***** Data for processing

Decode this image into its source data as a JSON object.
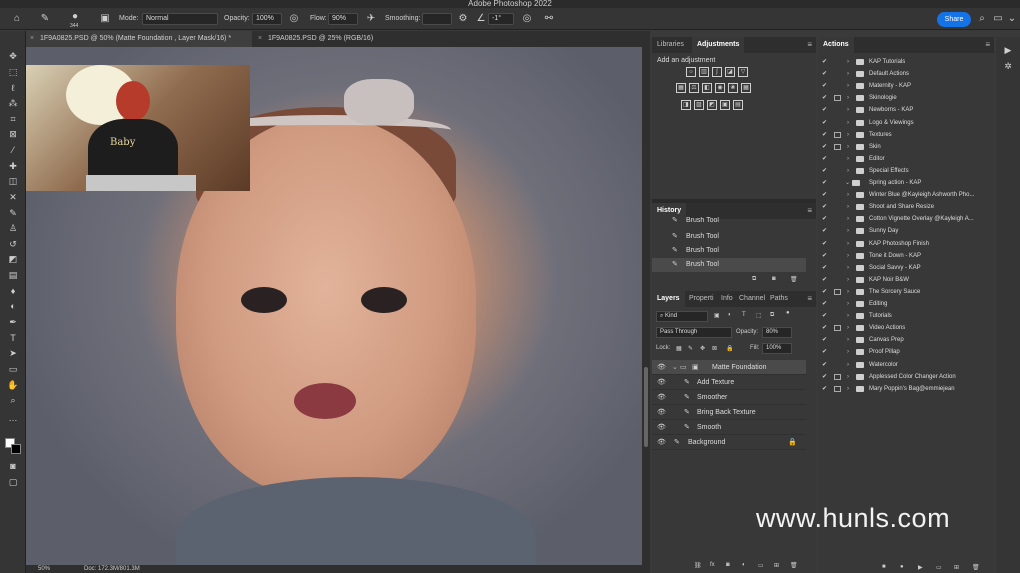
{
  "app": {
    "title": "Adobe Photoshop 2022"
  },
  "options_bar": {
    "brush_size": "344",
    "mode_label": "Mode:",
    "mode_value": "Normal",
    "opacity_label": "Opacity:",
    "opacity_value": "100%",
    "flow_label": "Flow:",
    "flow_value": "90%",
    "smoothing_label": "Smoothing:",
    "angle_value": "-1°",
    "share_label": "Share"
  },
  "tabs": [
    {
      "label": "1F9A0825.PSD @ 50% (Matte Foundation , Layer Mask/16) *",
      "active": true
    },
    {
      "label": "1F9A0825.PSD @ 25% (RGB/16)",
      "active": false
    }
  ],
  "status": {
    "zoom": "50%",
    "doc": "Doc: 172.3M/801.3M"
  },
  "adjustments_panel": {
    "tabs": [
      "Libraries",
      "Adjustments"
    ],
    "add_label": "Add an adjustment"
  },
  "history_panel": {
    "title": "History",
    "items": [
      "Brush Tool",
      "Brush Tool",
      "Brush Tool",
      "Brush Tool"
    ]
  },
  "layers_panel": {
    "tabs": [
      "Layers",
      "Properti",
      "Info",
      "Channel",
      "Paths"
    ],
    "filter_kind": "Kind",
    "blend_mode": "Pass Through",
    "opacity_label": "Opacity:",
    "opacity_value": "80%",
    "lock_label": "Lock:",
    "fill_label": "Fill:",
    "fill_value": "100%",
    "layers": [
      {
        "name": "Matte Foundation",
        "type": "group",
        "selected": true
      },
      {
        "name": "Add Texture",
        "type": "child"
      },
      {
        "name": "Smoother",
        "type": "child"
      },
      {
        "name": "Bring Back Texture",
        "type": "child"
      },
      {
        "name": "Smooth",
        "type": "child"
      },
      {
        "name": "Background",
        "type": "base",
        "locked": true
      }
    ]
  },
  "actions_panel": {
    "title": "Actions",
    "items": [
      {
        "name": "KAP Tutorials",
        "dialog": false
      },
      {
        "name": "Default Actions",
        "dialog": false
      },
      {
        "name": "Maternity - KAP",
        "dialog": false
      },
      {
        "name": "Skinologie",
        "dialog": true
      },
      {
        "name": "Newborns - KAP",
        "dialog": false
      },
      {
        "name": "Logo & Viewings",
        "dialog": false
      },
      {
        "name": "Textures",
        "dialog": true
      },
      {
        "name": "Skin",
        "dialog": true
      },
      {
        "name": "Editor",
        "dialog": false
      },
      {
        "name": "Special Effects",
        "dialog": false
      },
      {
        "name": "Spring action - KAP",
        "dialog": false,
        "open": true
      },
      {
        "name": "Winter Blue @Kayleigh Ashworth Pho...",
        "dialog": false
      },
      {
        "name": "Shoot and Share Resize",
        "dialog": false
      },
      {
        "name": "Cotton Vignette Overlay @Kayleigh A...",
        "dialog": false
      },
      {
        "name": "Sunny Day",
        "dialog": false
      },
      {
        "name": "KAP Photoshop Finish",
        "dialog": false
      },
      {
        "name": "Tone it Down - KAP",
        "dialog": false
      },
      {
        "name": "Social Savvy - KAP",
        "dialog": false
      },
      {
        "name": "KAP Noir B&W",
        "dialog": false
      },
      {
        "name": "The Sorcery Sauce",
        "dialog": true
      },
      {
        "name": "Editing",
        "dialog": false
      },
      {
        "name": "Tutorials",
        "dialog": false
      },
      {
        "name": "Video Actions",
        "dialog": true
      },
      {
        "name": "Canvas Prep",
        "dialog": false
      },
      {
        "name": "Proof Pillap",
        "dialog": false
      },
      {
        "name": "Watercolor",
        "dialog": false
      },
      {
        "name": "Applessed Color Changer Action",
        "dialog": true
      },
      {
        "name": "Mary Poppin's Bag@emmiejean",
        "dialog": true
      }
    ]
  },
  "webcam": {
    "shirt_text": "Baby"
  },
  "watermark": "www.hunls.com"
}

**********

> What is needed: Copy all the records above exactly, but leave out the pictures.

> Answer for this exercise:
Decode this image into its source data as a JSON object.
{
  "app": {
    "title": "Adobe Photoshop 2022"
  },
  "options_bar": {
    "brush_size": "344",
    "mode_label": "Mode:",
    "mode_value": "Normal",
    "opacity_label": "Opacity:",
    "opacity_value": "100%",
    "flow_label": "Flow:",
    "flow_value": "90%",
    "smoothing_label": "Smoothing:",
    "angle_value": "-1°",
    "share_label": "Share"
  },
  "tabs": [
    {
      "label": "1F9A0825.PSD @ 50% (Matte Foundation , Layer Mask/16) *",
      "active": true
    },
    {
      "label": "1F9A0825.PSD @ 25% (RGB/16)",
      "active": false
    }
  ],
  "status": {
    "zoom": "50%",
    "doc": "Doc: 172.3M/801.3M"
  },
  "adjustments_panel": {
    "tabs": [
      "Libraries",
      "Adjustments"
    ],
    "add_label": "Add an adjustment"
  },
  "history_panel": {
    "title": "History",
    "items": [
      "Brush Tool",
      "Brush Tool",
      "Brush Tool",
      "Brush Tool"
    ]
  },
  "layers_panel": {
    "tabs": [
      "Layers",
      "Properti",
      "Info",
      "Channel",
      "Paths"
    ],
    "filter_kind": "Kind",
    "blend_mode": "Pass Through",
    "opacity_label": "Opacity:",
    "opacity_value": "80%",
    "lock_label": "Lock:",
    "fill_label": "Fill:",
    "fill_value": "100%",
    "layers": [
      {
        "name": "Matte Foundation",
        "type": "group",
        "selected": true
      },
      {
        "name": "Add Texture",
        "type": "child"
      },
      {
        "name": "Smoother",
        "type": "child"
      },
      {
        "name": "Bring Back Texture",
        "type": "child"
      },
      {
        "name": "Smooth",
        "type": "child"
      },
      {
        "name": "Background",
        "type": "base",
        "locked": true
      }
    ]
  },
  "actions_panel": {
    "title": "Actions",
    "items": [
      {
        "name": "KAP Tutorials",
        "dialog": false
      },
      {
        "name": "Default Actions",
        "dialog": false
      },
      {
        "name": "Maternity - KAP",
        "dialog": false
      },
      {
        "name": "Skinologie",
        "dialog": true
      },
      {
        "name": "Newborns - KAP",
        "dialog": false
      },
      {
        "name": "Logo & Viewings",
        "dialog": false
      },
      {
        "name": "Textures",
        "dialog": true
      },
      {
        "name": "Skin",
        "dialog": true
      },
      {
        "name": "Editor",
        "dialog": false
      },
      {
        "name": "Special Effects",
        "dialog": false
      },
      {
        "name": "Spring action - KAP",
        "dialog": false,
        "open": true
      },
      {
        "name": "Winter Blue @Kayleigh Ashworth Pho...",
        "dialog": false
      },
      {
        "name": "Shoot and Share Resize",
        "dialog": false
      },
      {
        "name": "Cotton Vignette Overlay @Kayleigh A...",
        "dialog": false
      },
      {
        "name": "Sunny Day",
        "dialog": false
      },
      {
        "name": "KAP Photoshop Finish",
        "dialog": false
      },
      {
        "name": "Tone it Down - KAP",
        "dialog": false
      },
      {
        "name": "Social Savvy - KAP",
        "dialog": false
      },
      {
        "name": "KAP Noir B&W",
        "dialog": false
      },
      {
        "name": "The Sorcery Sauce",
        "dialog": true
      },
      {
        "name": "Editing",
        "dialog": false
      },
      {
        "name": "Tutorials",
        "dialog": false
      },
      {
        "name": "Video Actions",
        "dialog": true
      },
      {
        "name": "Canvas Prep",
        "dialog": false
      },
      {
        "name": "Proof Pillap",
        "dialog": false
      },
      {
        "name": "Watercolor",
        "dialog": false
      },
      {
        "name": "Applessed Color Changer Action",
        "dialog": true
      },
      {
        "name": "Mary Poppin's Bag@emmiejean",
        "dialog": true
      }
    ]
  },
  "webcam": {
    "shirt_text": "Baby"
  },
  "watermark": "www.hunls.com"
}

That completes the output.